— Start Task material —

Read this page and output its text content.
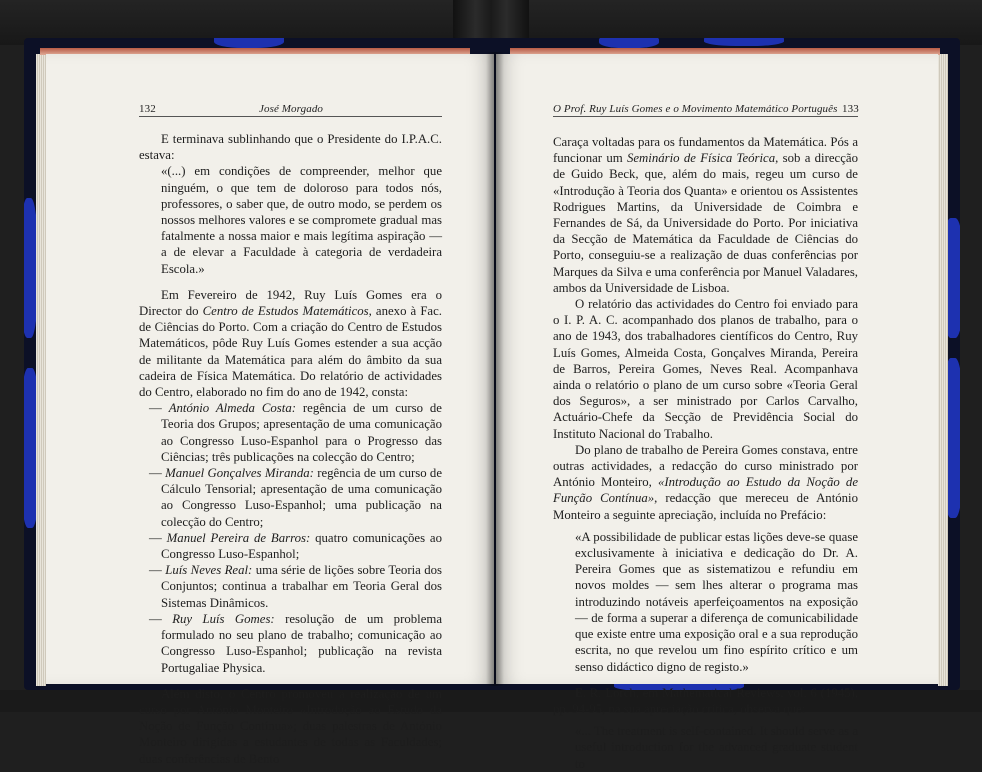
132	José Morgado

E terminava sublinhando que o Presidente do I.P.A.C. estava:

«(...) em condições de compreender, melhor que ninguém, o que tem de doloroso para todos nós, professores, o saber que, de outro modo, se perdem os nossos melhores valores e se compromete gradual mas fatalmente a nossa maior e mais legítima aspiração — a de elevar a Faculdade à categoria de verdadeira Escola.»

Em Fevereiro de 1942, Ruy Luís Gomes era o Director do Centro de Estudos Matemáticos, anexo à Fac. de Ciências do Porto. Com a criação do Centro de Estudos Matemáticos, pôde Ruy Luís Gomes estender a sua acção de militante da Matemática para além do âmbito da sua cadeira de Física Matemática. Do relatório de actividades do Centro, elaborado no fim do ano de 1942, consta:

— António Almeda Costa: regência de um curso de Teoria dos Grupos; apresentação de uma comunicação ao Congresso Luso-Espanhol para o Progresso das Ciências; três publicações na colecção do Centro;

— Manuel Gonçalves Miranda: regência de um curso de Cálculo Tensorial; apresentação de uma comunicação ao Congresso Luso-Espanhol; uma publicação na colecção do Centro;

— Manuel Pereira de Barros: quatro comunicações ao Congresso Luso-Espanhol;

— Luís Neves Real: uma série de lições sobre Teoria dos Conjuntos; continua a trabalhar em Teoria Geral dos Sistemas Dinâmicos.

— Ruy Luís Gomes: resolução de um problema formulado no seu plano de trabalho; comunicação ao Congresso Luso-Espanhol; publicação na revista Portugaliae Physica.

Além disto, o Centro promoveu a realização de um curso por António Monteiro «Introdução ao Estudo da Noção de Função Contínua»; duas palestras de António Monteiro dirigidas a estudantes de todas as Faculdades; duas conferências de Bento

O Prof. Ruy Luís Gomes e o Movimento Matemático Português 133

Caraça voltadas para os fundamentos da Matemática. Pós a funcionar um Seminário de Física Teórica, sob a direcção de Guido Beck, que, além do mais, regeu um curso de «Introdução à Teoria dos Quanta» e orientou os Assistentes Rodrigues Martins, da Universidade de Coimbra e Fernandes de Sá, da Universidade do Porto. Por iniciativa da Secção de Matemática da Faculdade de Ciências do Porto, conseguiu-se a realização de duas conferências por Marques da Silva e uma conferência por Manuel Valadares, ambos da Universidade de Lisboa.

O relatório das actividades do Centro foi enviado para o I. P. A. C. acompanhado dos planos de trabalho, para o ano de 1943, dos trabalhadores científicos do Centro, Ruy Luís Gomes, Almeida Costa, Gonçalves Miranda, Pereira de Barros, Pereira Gomes, Neves Real. Acompanhava ainda o relatório o plano de um curso sobre «Teoria Geral dos Seguros», a ser ministrado por Carlos Carvalho, Actuário-Chefe da Secção de Previdência Social do Instituto Nacional do Trabalho.

Do plano de trabalho de Pereira Gomes constava, entre outras actividades, a redacção do curso ministrado por António Monteiro, «Introdução ao Estudo da Noção de Função Contínua», redacção que mereceu de António Monteiro a seguinte apreciação, incluída no Prefácio:

«A possibilidade de publicar estas lições deve-se quase exclusivamente à iniciativa e dedicação do Dr. A. Pereira Gomes que as sistematizou e refundiu em novos moldes — sem lhes alterar o programa mas introduzindo notáveis aperfeiçoamentos na exposição — de forma a superar a diferença de comunicabilidade que existe entre uma exposição oral e a sua reprodução escrita, no que revelou um fino espírito crítico e um senso didáctico digno de registo.»

E. R. Lorch, em Mathematical Reviews, vol. 6 (1945), pp. 94-95, na sua apreciação crítica, observa que:

«... The treatment is self-contained. It should serve as a useful introduction for the advanced graduate student to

— End Task material —

Problem requirements:
Give every record back exactly as it reads, with no images.

Exercise answer:
Read this page and output its text content.
132	José Morgado

E terminava sublinhando que o Presidente do I.P.A.C. estava:

«(...) em condições de compreender, melhor que ninguém, o que tem de doloroso para todos nós, professores, o saber que, de outro modo, se perdem os nossos melhores valores e se compromete gradual mas fatalmente a nossa maior e mais legítima aspiração — a de elevar a Faculdade à categoria de verdadeira Escola.»

Em Fevereiro de 1942, Ruy Luís Gomes era o Director do Centro de Estudos Matemáticos, anexo à Fac. de Ciências do Porto. Com a criação do Centro de Estudos Matemáticos, pôde Ruy Luís Gomes estender a sua acção de militante da Matemática para além do âmbito da sua cadeira de Física Matemática. Do relatório de actividades do Centro, elaborado no fim do ano de 1942, consta:

— António Almeda Costa: regência de um curso de Teoria dos Grupos; apresentação de uma comunicação ao Congresso Luso-Espanhol para o Progresso das Ciências; três publicações na colecção do Centro;

— Manuel Gonçalves Miranda: regência de um curso de Cálculo Tensorial; apresentação de uma comunicação ao Congresso Luso-Espanhol; uma publicação na colecção do Centro;

— Manuel Pereira de Barros: quatro comunicações ao Congresso Luso-Espanhol;

— Luís Neves Real: uma série de lições sobre Teoria dos Conjuntos; continua a trabalhar em Teoria Geral dos Sistemas Dinâmicos.

— Ruy Luís Gomes: resolução de um problema formulado no seu plano de trabalho; comunicação ao Congresso Luso-Espanhol; publicação na revista Portugaliae Physica.

Além disto, o Centro promoveu a realização de um curso por António Monteiro «Introdução ao Estudo da Noção de Função Contínua»; duas palestras de António Monteiro dirigidas a estudantes de todas as Faculdades; duas conferências de Bento

O Prof. Ruy Luís Gomes e o Movimento Matemático Português 133

Caraça voltadas para os fundamentos da Matemática. Pós a funcionar um Seminário de Física Teórica, sob a direcção de Guido Beck, que, além do mais, regeu um curso de «Introdução à Teoria dos Quanta» e orientou os Assistentes Rodrigues Martins, da Universidade de Coimbra e Fernandes de Sá, da Universidade do Porto. Por iniciativa da Secção de Matemática da Faculdade de Ciências do Porto, conseguiu-se a realização de duas conferências por Marques da Silva e uma conferência por Manuel Valadares, ambos da Universidade de Lisboa.

O relatório das actividades do Centro foi enviado para o I. P. A. C. acompanhado dos planos de trabalho, para o ano de 1943, dos trabalhadores científicos do Centro, Ruy Luís Gomes, Almeida Costa, Gonçalves Miranda, Pereira de Barros, Pereira Gomes, Neves Real. Acompanhava ainda o relatório o plano de um curso sobre «Teoria Geral dos Seguros», a ser ministrado por Carlos Carvalho, Actuário-Chefe da Secção de Previdência Social do Instituto Nacional do Trabalho.

Do plano de trabalho de Pereira Gomes constava, entre outras actividades, a redacção do curso ministrado por António Monteiro, «Introdução ao Estudo da Noção de Função Contínua», redacção que mereceu de António Monteiro a seguinte apreciação, incluída no Prefácio:

«A possibilidade de publicar estas lições deve-se quase exclusivamente à iniciativa e dedicação do Dr. A. Pereira Gomes que as sistematizou e refundiu em novos moldes — sem lhes alterar o programa mas introduzindo notáveis aperfeiçoamentos na exposição — de forma a superar a diferença de comunicabilidade que existe entre uma exposição oral e a sua reprodução escrita, no que revelou um fino espírito crítico e um senso didáctico digno de registo.»

E. R. Lorch, em Mathematical Reviews, vol. 6 (1945), pp. 94-95, na sua apreciação crítica, observa que:

«... The treatment is self-contained. It should serve as a useful introduction for the advanced graduate student to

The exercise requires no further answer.